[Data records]
┏━━

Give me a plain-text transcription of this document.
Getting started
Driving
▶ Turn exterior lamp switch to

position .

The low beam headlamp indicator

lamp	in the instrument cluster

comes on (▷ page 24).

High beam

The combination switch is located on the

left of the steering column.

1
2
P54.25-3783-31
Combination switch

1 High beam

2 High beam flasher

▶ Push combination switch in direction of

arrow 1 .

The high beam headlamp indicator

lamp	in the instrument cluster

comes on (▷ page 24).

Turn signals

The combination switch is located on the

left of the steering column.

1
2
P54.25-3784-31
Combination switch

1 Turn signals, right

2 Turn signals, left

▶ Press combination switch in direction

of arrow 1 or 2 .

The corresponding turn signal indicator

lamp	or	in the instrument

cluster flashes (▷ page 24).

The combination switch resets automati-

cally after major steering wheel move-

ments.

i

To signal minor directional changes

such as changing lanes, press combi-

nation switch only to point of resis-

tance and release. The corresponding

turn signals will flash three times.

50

┗━━

§ WHAT TO WORK ON
Each entry is to be returned in full, character for character.

§ IN RESPONSE
Give me a plain-text transcription of this document.
Getting started
Driving
▶ Turn exterior lamp switch to

position .

The low beam headlamp indicator

lamp	in the instrument cluster

comes on (▷ page 24).

High beam

The combination switch is located on the

left of the steering column.

1
2
P54.25-3783-31
Combination switch

1 High beam

2 High beam flasher

▶ Push combination switch in direction of

arrow 1 .

The high beam headlamp indicator

lamp	in the instrument cluster

comes on (▷ page 24).

Turn signals

The combination switch is located on the

left of the steering column.

1
2
P54.25-3784-31
Combination switch

1 Turn signals, right

2 Turn signals, left

▶ Press combination switch in direction

of arrow 1 or 2 .

The corresponding turn signal indicator

lamp	or	in the instrument

cluster flashes (▷ page 24).

The combination switch resets automati-

cally after major steering wheel move-

ments.

i

To signal minor directional changes

such as changing lanes, press combi-

nation switch only to point of resis-

tance and release. The corresponding

turn signals will flash three times.

50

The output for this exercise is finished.